• [What to do]:
Scan the material below for the string "color", and copy every line where it shows up.
>>
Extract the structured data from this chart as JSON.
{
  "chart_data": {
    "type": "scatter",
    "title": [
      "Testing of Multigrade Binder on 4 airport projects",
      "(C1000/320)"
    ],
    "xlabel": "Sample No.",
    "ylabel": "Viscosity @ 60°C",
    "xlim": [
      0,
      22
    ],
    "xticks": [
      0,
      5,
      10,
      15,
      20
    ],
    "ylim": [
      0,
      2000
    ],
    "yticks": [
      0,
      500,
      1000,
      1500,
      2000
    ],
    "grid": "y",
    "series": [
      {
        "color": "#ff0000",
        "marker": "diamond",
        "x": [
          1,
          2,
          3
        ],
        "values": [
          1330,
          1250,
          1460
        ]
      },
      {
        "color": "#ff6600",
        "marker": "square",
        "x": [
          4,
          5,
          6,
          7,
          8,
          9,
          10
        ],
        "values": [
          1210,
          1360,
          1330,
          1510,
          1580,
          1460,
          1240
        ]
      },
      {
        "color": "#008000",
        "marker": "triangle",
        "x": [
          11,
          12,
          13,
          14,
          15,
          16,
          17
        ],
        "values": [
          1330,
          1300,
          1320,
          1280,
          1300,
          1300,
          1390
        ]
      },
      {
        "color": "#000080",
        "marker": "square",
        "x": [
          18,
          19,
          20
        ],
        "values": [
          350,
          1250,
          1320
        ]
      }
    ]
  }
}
<<
• [Solution]:
        "color": "#ff0000",
        "color": "#ff6600",
        "color": "#008000",
        "color": "#000080",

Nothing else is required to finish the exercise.